### What is asked
Write the material out again exactly.

☆ ☆ ☆

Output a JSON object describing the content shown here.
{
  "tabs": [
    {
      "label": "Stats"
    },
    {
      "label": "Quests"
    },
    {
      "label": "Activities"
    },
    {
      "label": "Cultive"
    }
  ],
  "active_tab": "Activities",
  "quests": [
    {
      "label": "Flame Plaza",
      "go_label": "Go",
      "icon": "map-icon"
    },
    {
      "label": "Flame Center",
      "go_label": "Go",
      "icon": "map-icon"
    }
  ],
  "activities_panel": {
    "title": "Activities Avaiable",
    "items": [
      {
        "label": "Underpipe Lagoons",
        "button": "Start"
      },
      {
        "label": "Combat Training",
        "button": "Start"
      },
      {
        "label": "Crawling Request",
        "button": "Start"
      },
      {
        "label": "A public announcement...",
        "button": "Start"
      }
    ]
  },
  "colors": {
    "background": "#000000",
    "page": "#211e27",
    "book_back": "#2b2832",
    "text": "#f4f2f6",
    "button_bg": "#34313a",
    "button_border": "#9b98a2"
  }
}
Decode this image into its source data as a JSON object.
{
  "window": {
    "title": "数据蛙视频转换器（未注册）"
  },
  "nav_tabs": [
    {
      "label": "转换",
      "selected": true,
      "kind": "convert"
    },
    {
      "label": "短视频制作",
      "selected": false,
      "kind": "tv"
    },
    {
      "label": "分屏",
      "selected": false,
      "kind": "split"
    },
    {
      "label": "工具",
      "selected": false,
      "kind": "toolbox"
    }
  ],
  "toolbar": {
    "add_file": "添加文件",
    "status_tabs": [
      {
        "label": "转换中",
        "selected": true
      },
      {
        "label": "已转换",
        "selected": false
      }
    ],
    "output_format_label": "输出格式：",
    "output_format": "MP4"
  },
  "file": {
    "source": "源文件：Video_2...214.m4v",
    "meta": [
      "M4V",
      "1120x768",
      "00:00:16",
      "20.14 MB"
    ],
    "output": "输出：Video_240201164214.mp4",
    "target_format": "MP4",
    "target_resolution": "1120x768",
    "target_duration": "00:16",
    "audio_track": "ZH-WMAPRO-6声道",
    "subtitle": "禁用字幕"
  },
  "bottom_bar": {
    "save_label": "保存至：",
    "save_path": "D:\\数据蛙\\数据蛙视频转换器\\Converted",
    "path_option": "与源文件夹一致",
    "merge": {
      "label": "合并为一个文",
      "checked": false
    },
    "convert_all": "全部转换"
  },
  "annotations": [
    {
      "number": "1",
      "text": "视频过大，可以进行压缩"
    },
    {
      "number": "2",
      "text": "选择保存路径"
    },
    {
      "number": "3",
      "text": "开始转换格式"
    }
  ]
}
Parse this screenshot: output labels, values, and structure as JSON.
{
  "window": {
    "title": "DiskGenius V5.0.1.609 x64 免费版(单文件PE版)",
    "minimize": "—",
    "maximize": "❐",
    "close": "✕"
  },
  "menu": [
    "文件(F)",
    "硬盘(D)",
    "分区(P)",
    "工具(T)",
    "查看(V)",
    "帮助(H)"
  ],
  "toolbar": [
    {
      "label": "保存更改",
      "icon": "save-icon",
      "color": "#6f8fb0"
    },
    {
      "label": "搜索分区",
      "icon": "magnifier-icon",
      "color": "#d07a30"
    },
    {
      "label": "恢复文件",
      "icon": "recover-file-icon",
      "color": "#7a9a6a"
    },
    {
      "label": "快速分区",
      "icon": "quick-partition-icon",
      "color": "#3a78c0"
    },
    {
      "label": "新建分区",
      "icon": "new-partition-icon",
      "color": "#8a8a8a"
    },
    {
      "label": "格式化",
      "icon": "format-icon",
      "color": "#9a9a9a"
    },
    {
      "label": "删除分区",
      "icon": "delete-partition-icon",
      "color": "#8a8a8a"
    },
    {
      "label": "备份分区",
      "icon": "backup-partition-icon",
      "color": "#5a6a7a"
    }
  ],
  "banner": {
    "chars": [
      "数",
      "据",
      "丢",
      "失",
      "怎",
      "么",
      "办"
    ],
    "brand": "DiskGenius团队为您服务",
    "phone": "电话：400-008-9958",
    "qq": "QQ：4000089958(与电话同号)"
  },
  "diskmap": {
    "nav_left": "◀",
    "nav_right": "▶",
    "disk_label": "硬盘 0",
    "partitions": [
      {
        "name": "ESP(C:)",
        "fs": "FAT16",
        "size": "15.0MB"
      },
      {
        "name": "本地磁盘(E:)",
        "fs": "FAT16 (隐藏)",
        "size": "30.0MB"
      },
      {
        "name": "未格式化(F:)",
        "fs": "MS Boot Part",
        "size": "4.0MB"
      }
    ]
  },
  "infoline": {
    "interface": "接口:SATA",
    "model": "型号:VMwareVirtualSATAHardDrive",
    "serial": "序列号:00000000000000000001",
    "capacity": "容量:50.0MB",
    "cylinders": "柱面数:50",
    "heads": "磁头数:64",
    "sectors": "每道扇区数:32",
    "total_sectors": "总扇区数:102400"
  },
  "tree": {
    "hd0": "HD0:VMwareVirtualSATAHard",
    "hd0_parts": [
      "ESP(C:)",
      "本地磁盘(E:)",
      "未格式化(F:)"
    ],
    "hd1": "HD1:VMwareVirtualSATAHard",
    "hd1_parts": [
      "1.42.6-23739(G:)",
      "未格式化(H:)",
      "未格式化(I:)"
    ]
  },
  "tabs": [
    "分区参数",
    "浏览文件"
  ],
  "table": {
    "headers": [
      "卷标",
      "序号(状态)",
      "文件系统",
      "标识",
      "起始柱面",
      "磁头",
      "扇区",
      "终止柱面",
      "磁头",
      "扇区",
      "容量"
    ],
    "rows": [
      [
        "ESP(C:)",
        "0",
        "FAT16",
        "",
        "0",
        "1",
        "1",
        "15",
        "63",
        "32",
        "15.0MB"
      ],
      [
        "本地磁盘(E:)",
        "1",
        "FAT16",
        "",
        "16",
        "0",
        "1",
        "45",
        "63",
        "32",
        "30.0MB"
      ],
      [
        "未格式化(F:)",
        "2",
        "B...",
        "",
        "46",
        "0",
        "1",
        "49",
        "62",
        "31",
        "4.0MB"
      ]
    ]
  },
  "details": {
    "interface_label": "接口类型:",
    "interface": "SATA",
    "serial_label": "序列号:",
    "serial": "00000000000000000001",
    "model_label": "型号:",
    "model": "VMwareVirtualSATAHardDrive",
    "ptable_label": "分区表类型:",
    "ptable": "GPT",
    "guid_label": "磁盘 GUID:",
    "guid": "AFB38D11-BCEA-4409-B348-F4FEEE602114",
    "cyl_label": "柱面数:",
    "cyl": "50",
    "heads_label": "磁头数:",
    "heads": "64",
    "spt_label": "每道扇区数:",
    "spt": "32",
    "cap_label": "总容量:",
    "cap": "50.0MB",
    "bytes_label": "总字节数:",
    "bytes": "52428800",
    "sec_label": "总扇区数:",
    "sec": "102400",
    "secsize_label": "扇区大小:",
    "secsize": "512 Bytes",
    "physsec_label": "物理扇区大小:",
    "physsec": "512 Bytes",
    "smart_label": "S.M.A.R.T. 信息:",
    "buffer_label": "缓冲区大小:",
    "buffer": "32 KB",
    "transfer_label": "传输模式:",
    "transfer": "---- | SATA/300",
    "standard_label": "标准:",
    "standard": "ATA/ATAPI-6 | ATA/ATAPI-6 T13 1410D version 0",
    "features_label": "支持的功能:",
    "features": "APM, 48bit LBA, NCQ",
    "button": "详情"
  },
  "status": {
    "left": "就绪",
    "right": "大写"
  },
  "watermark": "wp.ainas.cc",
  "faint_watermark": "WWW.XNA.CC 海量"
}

☆ ☆ ☆

### Correct output
Output a JSON object describing the content shown here.
{
  "tabs": [
    {
      "label": "Stats"
    },
    {
      "label": "Quests"
    },
    {
      "label": "Activities"
    },
    {
      "label": "Cultive"
    }
  ],
  "active_tab": "Activities",
  "quests": [
    {
      "label": "Flame Plaza",
      "go_label": "Go",
      "icon": "map-icon"
    },
    {
      "label": "Flame Center",
      "go_label": "Go",
      "icon": "map-icon"
    }
  ],
  "activities_panel": {
    "title": "Activities Avaiable",
    "items": [
      {
        "label": "Underpipe Lagoons",
        "button": "Start"
      },
      {
        "label": "Combat Training",
        "button": "Start"
      },
      {
        "label": "Crawling Request",
        "button": "Start"
      },
      {
        "label": "A public announcement...",
        "button": "Start"
      }
    ]
  },
  "colors": {
    "background": "#000000",
    "page": "#211e27",
    "book_back": "#2b2832",
    "text": "#f4f2f6",
    "button_bg": "#34313a",
    "button_border": "#9b98a2"
  }
}
Decode this image into its source data as a JSON object.
{
  "window": {
    "title": "数据蛙视频转换器（未注册）"
  },
  "nav_tabs": [
    {
      "label": "转换",
      "selected": true,
      "kind": "convert"
    },
    {
      "label": "短视频制作",
      "selected": false,
      "kind": "tv"
    },
    {
      "label": "分屏",
      "selected": false,
      "kind": "split"
    },
    {
      "label": "工具",
      "selected": false,
      "kind": "toolbox"
    }
  ],
  "toolbar": {
    "add_file": "添加文件",
    "status_tabs": [
      {
        "label": "转换中",
        "selected": true
      },
      {
        "label": "已转换",
        "selected": false
      }
    ],
    "output_format_label": "输出格式：",
    "output_format": "MP4"
  },
  "file": {
    "source": "源文件：Video_2...214.m4v",
    "meta": [
      "M4V",
      "1120x768",
      "00:00:16",
      "20.14 MB"
    ],
    "output": "输出：Video_240201164214.mp4",
    "target_format": "MP4",
    "target_resolution": "1120x768",
    "target_duration": "00:16",
    "audio_track": "ZH-WMAPRO-6声道",
    "subtitle": "禁用字幕"
  },
  "bottom_bar": {
    "save_label": "保存至：",
    "save_path": "D:\\数据蛙\\数据蛙视频转换器\\Converted",
    "path_option": "与源文件夹一致",
    "merge": {
      "label": "合并为一个文",
      "checked": false
    },
    "convert_all": "全部转换"
  },
  "annotations": [
    {
      "number": "1",
      "text": "视频过大，可以进行压缩"
    },
    {
      "number": "2",
      "text": "选择保存路径"
    },
    {
      "number": "3",
      "text": "开始转换格式"
    }
  ]
}
Parse this screenshot: output labels, values, and structure as JSON.
{
  "window": {
    "title": "DiskGenius V5.0.1.609 x64 免费版(单文件PE版)",
    "minimize": "—",
    "maximize": "❐",
    "close": "✕"
  },
  "menu": [
    "文件(F)",
    "硬盘(D)",
    "分区(P)",
    "工具(T)",
    "查看(V)",
    "帮助(H)"
  ],
  "toolbar": [
    {
      "label": "保存更改",
      "icon": "save-icon",
      "color": "#6f8fb0"
    },
    {
      "label": "搜索分区",
      "icon": "magnifier-icon",
      "color": "#d07a30"
    },
    {
      "label": "恢复文件",
      "icon": "recover-file-icon",
      "color": "#7a9a6a"
    },
    {
      "label": "快速分区",
      "icon": "quick-partition-icon",
      "color": "#3a78c0"
    },
    {
      "label": "新建分区",
      "icon": "new-partition-icon",
      "color": "#8a8a8a"
    },
    {
      "label": "格式化",
      "icon": "format-icon",
      "color": "#9a9a9a"
    },
    {
      "label": "删除分区",
      "icon": "delete-partition-icon",
      "color": "#8a8a8a"
    },
    {
      "label": "备份分区",
      "icon": "backup-partition-icon",
      "color": "#5a6a7a"
    }
  ],
  "banner": {
    "chars": [
      "数",
      "据",
      "丢",
      "失",
      "怎",
      "么",
      "办"
    ],
    "brand": "DiskGenius团队为您服务",
    "phone": "电话：400-008-9958",
    "qq": "QQ：4000089958(与电话同号)"
  },
  "diskmap": {
    "nav_left": "◀",
    "nav_right": "▶",
    "disk_label": "硬盘 0",
    "partitions": [
      {
        "name": "ESP(C:)",
        "fs": "FAT16",
        "size": "15.0MB"
      },
      {
        "name": "本地磁盘(E:)",
        "fs": "FAT16 (隐藏)",
        "size": "30.0MB"
      },
      {
        "name": "未格式化(F:)",
        "fs": "MS Boot Part",
        "size": "4.0MB"
      }
    ]
  },
  "infoline": {
    "interface": "接口:SATA",
    "model": "型号:VMwareVirtualSATAHardDrive",
    "serial": "序列号:00000000000000000001",
    "capacity": "容量:50.0MB",
    "cylinders": "柱面数:50",
    "heads": "磁头数:64",
    "sectors": "每道扇区数:32",
    "total_sectors": "总扇区数:102400"
  },
  "tree": {
    "hd0": "HD0:VMwareVirtualSATAHard",
    "hd0_parts": [
      "ESP(C:)",
      "本地磁盘(E:)",
      "未格式化(F:)"
    ],
    "hd1": "HD1:VMwareVirtualSATAHard",
    "hd1_parts": [
      "1.42.6-23739(G:)",
      "未格式化(H:)",
      "未格式化(I:)"
    ]
  },
  "tabs": [
    "分区参数",
    "浏览文件"
  ],
  "table": {
    "headers": [
      "卷标",
      "序号(状态)",
      "文件系统",
      "标识",
      "起始柱面",
      "磁头",
      "扇区",
      "终止柱面",
      "磁头",
      "扇区",
      "容量"
    ],
    "rows": [
      [
        "ESP(C:)",
        "0",
        "FAT16",
        "",
        "0",
        "1",
        "1",
        "15",
        "63",
        "32",
        "15.0MB"
      ],
      [
        "本地磁盘(E:)",
        "1",
        "FAT16",
        "",
        "16",
        "0",
        "1",
        "45",
        "63",
        "32",
        "30.0MB"
      ],
      [
        "未格式化(F:)",
        "2",
        "B...",
        "",
        "46",
        "0",
        "1",
        "49",
        "62",
        "31",
        "4.0MB"
      ]
    ]
  },
  "details": {
    "interface_label": "接口类型:",
    "interface": "SATA",
    "serial_label": "序列号:",
    "serial": "00000000000000000001",
    "model_label": "型号:",
    "model": "VMwareVirtualSATAHardDrive",
    "ptable_label": "分区表类型:",
    "ptable": "GPT",
    "guid_label": "磁盘 GUID:",
    "guid": "AFB38D11-BCEA-4409-B348-F4FEEE602114",
    "cyl_label": "柱面数:",
    "cyl": "50",
    "heads_label": "磁头数:",
    "heads": "64",
    "spt_label": "每道扇区数:",
    "spt": "32",
    "cap_label": "总容量:",
    "cap": "50.0MB",
    "bytes_label": "总字节数:",
    "bytes": "52428800",
    "sec_label": "总扇区数:",
    "sec": "102400",
    "secsize_label": "扇区大小:",
    "secsize": "512 Bytes",
    "physsec_label": "物理扇区大小:",
    "physsec": "512 Bytes",
    "smart_label": "S.M.A.R.T. 信息:",
    "buffer_label": "缓冲区大小:",
    "buffer": "32 KB",
    "transfer_label": "传输模式:",
    "transfer": "---- | SATA/300",
    "standard_label": "标准:",
    "standard": "ATA/ATAPI-6 | ATA/ATAPI-6 T13 1410D version 0",
    "features_label": "支持的功能:",
    "features": "APM, 48bit LBA, NCQ",
    "button": "详情"
  },
  "status": {
    "left": "就绪",
    "right": "大写"
  },
  "watermark": "wp.ainas.cc",
  "faint_watermark": "WWW.XNA.CC 海量"
}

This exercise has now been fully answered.